=== GIVEN ENTRIES ===

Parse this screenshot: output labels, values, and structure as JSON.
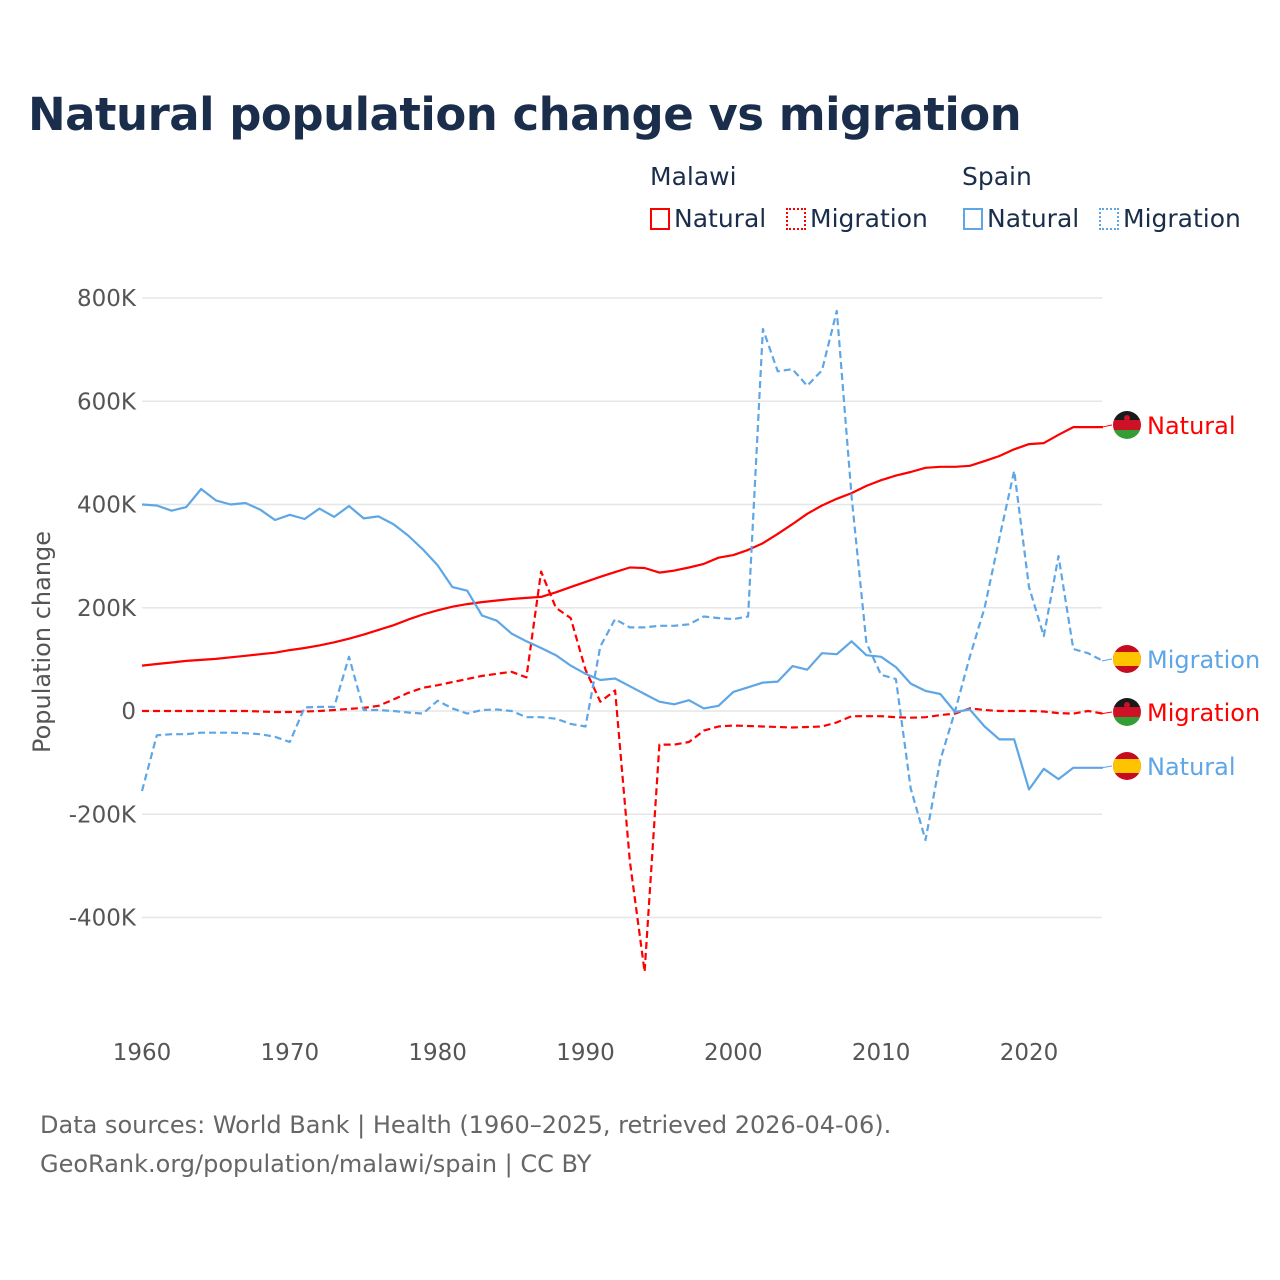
{
  "title": "Natural population change vs migration",
  "legend": {
    "groups": [
      {
        "name": "Malawi",
        "items": [
          "Natural",
          "Migration"
        ],
        "color": "#ff0000"
      },
      {
        "name": "Spain",
        "items": [
          "Natural",
          "Migration"
        ],
        "color": "#5ea6e6"
      }
    ]
  },
  "footer": {
    "line1": "Data sources: World Bank | Health (1960–2025, retrieved 2026-04-06).",
    "line2": "GeoRank.org/population/malawi/spain | CC BY"
  },
  "chart_data": {
    "type": "line",
    "title": "Natural population change vs migration",
    "xlabel": "",
    "ylabel": "Population change",
    "xlim": [
      1960,
      2025
    ],
    "ylim": [
      -520000,
      800000
    ],
    "x_ticks": [
      "1960",
      "1970",
      "1980",
      "1990",
      "2000",
      "2010",
      "2020"
    ],
    "y_ticks": [
      {
        "value": 800000,
        "label": "800K"
      },
      {
        "value": 600000,
        "label": "600K"
      },
      {
        "value": 400000,
        "label": "400K"
      },
      {
        "value": 200000,
        "label": "200K"
      },
      {
        "value": 0,
        "label": "0"
      },
      {
        "value": -200000,
        "label": "-200K"
      },
      {
        "value": -400000,
        "label": "-400K"
      }
    ],
    "grid": true,
    "start_year": 1960,
    "units": "thousands",
    "series": [
      {
        "name": "Natural",
        "country": "Malawi",
        "color": "#ff0000",
        "dash": false,
        "end_label": "Natural",
        "values": [
          88,
          91,
          94,
          97,
          99,
          101,
          104,
          107,
          110,
          113,
          118,
          122,
          127,
          133,
          140,
          148,
          157,
          166,
          177,
          187,
          195,
          202,
          207,
          211,
          214,
          217,
          219,
          221,
          230,
          240,
          250,
          260,
          269,
          278,
          277,
          268,
          272,
          278,
          285,
          297,
          302,
          312,
          325,
          343,
          362,
          382,
          398,
          411,
          422,
          436,
          447,
          456,
          463,
          471,
          473,
          473,
          475,
          484,
          494,
          507,
          517,
          519,
          535,
          550,
          550,
          550
        ]
      },
      {
        "name": "Migration",
        "country": "Malawi",
        "color": "#ff0000",
        "dash": true,
        "end_label": "Migration",
        "values": [
          0,
          0,
          0,
          0,
          0,
          0,
          0,
          0,
          -1,
          -2,
          -2,
          -1,
          0,
          2,
          4,
          6,
          10,
          22,
          35,
          45,
          50,
          56,
          62,
          68,
          72,
          76,
          65,
          270,
          200,
          180,
          80,
          18,
          40,
          -290,
          -505,
          -65,
          -65,
          -60,
          -38,
          -30,
          -28,
          -29,
          -30,
          -31,
          -32,
          -31,
          -30,
          -22,
          -10,
          -10,
          -10,
          -12,
          -13,
          -12,
          -8,
          -5,
          5,
          2,
          0,
          0,
          0,
          -1,
          -4,
          -5,
          0,
          -5
        ]
      },
      {
        "name": "Natural",
        "country": "Spain",
        "color": "#5ea6e6",
        "dash": false,
        "end_label": "Natural",
        "values": [
          400,
          398,
          388,
          395,
          430,
          408,
          400,
          403,
          390,
          370,
          380,
          372,
          392,
          376,
          397,
          373,
          377,
          362,
          340,
          313,
          282,
          240,
          233,
          185,
          175,
          150,
          135,
          122,
          108,
          88,
          72,
          60,
          63,
          48,
          33,
          18,
          13,
          21,
          5,
          10,
          37,
          46,
          55,
          57,
          87,
          80,
          112,
          110,
          135,
          108,
          105,
          85,
          53,
          39,
          33,
          -2,
          3,
          -30,
          -55,
          -55,
          -152,
          -112,
          -132,
          -110,
          -110,
          -110
        ]
      },
      {
        "name": "Migration",
        "country": "Spain",
        "color": "#5ea6e6",
        "dash": true,
        "end_label": "Migration",
        "values": [
          -155,
          -47,
          -45,
          -45,
          -42,
          -42,
          -42,
          -43,
          -45,
          -50,
          -60,
          7,
          8,
          8,
          105,
          2,
          2,
          0,
          -3,
          -5,
          20,
          5,
          -5,
          2,
          3,
          0,
          -12,
          -12,
          -15,
          -25,
          -30,
          125,
          178,
          162,
          162,
          165,
          165,
          168,
          183,
          180,
          178,
          183,
          740,
          658,
          662,
          630,
          660,
          775,
          415,
          132,
          70,
          62,
          -150,
          -250,
          -95,
          0,
          105,
          200,
          335,
          465,
          240,
          145,
          300,
          120,
          112,
          97
        ]
      }
    ]
  }
}
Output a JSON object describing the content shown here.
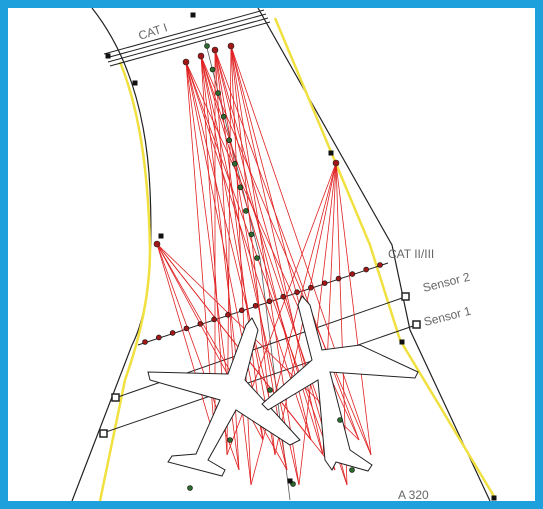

===

GIVEN EXERCISE:
Quote the full listing above word for word; exclude every picture from the copy.

WRITTEN SOLUTION:
Parse this screenshot: output labels, values, and structure as JSON.
{
  "title": "Natural population change vs migration",
  "legend": {
    "groups": [
      {
        "name": "Malawi",
        "items": [
          "Natural",
          "Migration"
        ],
        "color": "#ff0000"
      },
      {
        "name": "Spain",
        "items": [
          "Natural",
          "Migration"
        ],
        "color": "#5ea6e6"
      }
    ]
  },
  "footer": {
    "line1": "Data sources: World Bank | Health (1960–2025, retrieved 2026-04-06).",
    "line2": "GeoRank.org/population/malawi/spain | CC BY"
  },
  "chart_data": {
    "type": "line",
    "title": "Natural population change vs migration",
    "xlabel": "",
    "ylabel": "Population change",
    "xlim": [
      1960,
      2025
    ],
    "ylim": [
      -520000,
      800000
    ],
    "x_ticks": [
      "1960",
      "1970",
      "1980",
      "1990",
      "2000",
      "2010",
      "2020"
    ],
    "y_ticks": [
      {
        "value": 800000,
        "label": "800K"
      },
      {
        "value": 600000,
        "label": "600K"
      },
      {
        "value": 400000,
        "label": "400K"
      },
      {
        "value": 200000,
        "label": "200K"
      },
      {
        "value": 0,
        "label": "0"
      },
      {
        "value": -200000,
        "label": "-200K"
      },
      {
        "value": -400000,
        "label": "-400K"
      }
    ],
    "grid": true,
    "start_year": 1960,
    "units": "thousands",
    "series": [
      {
        "name": "Natural",
        "country": "Malawi",
        "color": "#ff0000",
        "dash": false,
        "end_label": "Natural",
        "values": [
          88,
          91,
          94,
          97,
          99,
          101,
          104,
          107,
          110,
          113,
          118,
          122,
          127,
          133,
          140,
          148,
          157,
          166,
          177,
          187,
          195,
          202,
          207,
          211,
          214,
          217,
          219,
          221,
          230,
          240,
          250,
          260,
          269,
          278,
          277,
          268,
          272,
          278,
          285,
          297,
          302,
          312,
          325,
          343,
          362,
          382,
          398,
          411,
          422,
          436,
          447,
          456,
          463,
          471,
          473,
          473,
          475,
          484,
          494,
          507,
          517,
          519,
          535,
          550,
          550,
          550
        ]
      },
      {
        "name": "Migration",
        "country": "Malawi",
        "color": "#ff0000",
        "dash": true,
        "end_label": "Migration",
        "values": [
          0,
          0,
          0,
          0,
          0,
          0,
          0,
          0,
          -1,
          -2,
          -2,
          -1,
          0,
          2,
          4,
          6,
          10,
          22,
          35,
          45,
          50,
          56,
          62,
          68,
          72,
          76,
          65,
          270,
          200,
          180,
          80,
          18,
          40,
          -290,
          -505,
          -65,
          -65,
          -60,
          -38,
          -30,
          -28,
          -29,
          -30,
          -31,
          -32,
          -31,
          -30,
          -22,
          -10,
          -10,
          -10,
          -12,
          -13,
          -12,
          -8,
          -5,
          5,
          2,
          0,
          0,
          0,
          -1,
          -4,
          -5,
          0,
          -5
        ]
      },
      {
        "name": "Natural",
        "country": "Spain",
        "color": "#5ea6e6",
        "dash": false,
        "end_label": "Natural",
        "values": [
          400,
          398,
          388,
          395,
          430,
          408,
          400,
          403,
          390,
          370,
          380,
          372,
          392,
          376,
          397,
          373,
          377,
          362,
          340,
          313,
          282,
          240,
          233,
          185,
          175,
          150,
          135,
          122,
          108,
          88,
          72,
          60,
          63,
          48,
          33,
          18,
          13,
          21,
          5,
          10,
          37,
          46,
          55,
          57,
          87,
          80,
          112,
          110,
          135,
          108,
          105,
          85,
          53,
          39,
          33,
          -2,
          3,
          -30,
          -55,
          -55,
          -152,
          -112,
          -132,
          -110,
          -110,
          -110
        ]
      },
      {
        "name": "Migration",
        "country": "Spain",
        "color": "#5ea6e6",
        "dash": true,
        "end_label": "Migration",
        "values": [
          -155,
          -47,
          -45,
          -45,
          -42,
          -42,
          -42,
          -43,
          -45,
          -50,
          -60,
          7,
          8,
          8,
          105,
          2,
          2,
          0,
          -3,
          -5,
          20,
          5,
          -5,
          2,
          3,
          0,
          -12,
          -12,
          -15,
          -25,
          -30,
          125,
          178,
          162,
          162,
          165,
          165,
          168,
          183,
          180,
          178,
          183,
          740,
          658,
          662,
          630,
          660,
          775,
          415,
          132,
          70,
          62,
          -150,
          -250,
          -95,
          0,
          105,
          200,
          335,
          465,
          240,
          145,
          300,
          120,
          112,
          97
        ]
      }
    ]
  }
}
Output a JSON object describing the content shown here.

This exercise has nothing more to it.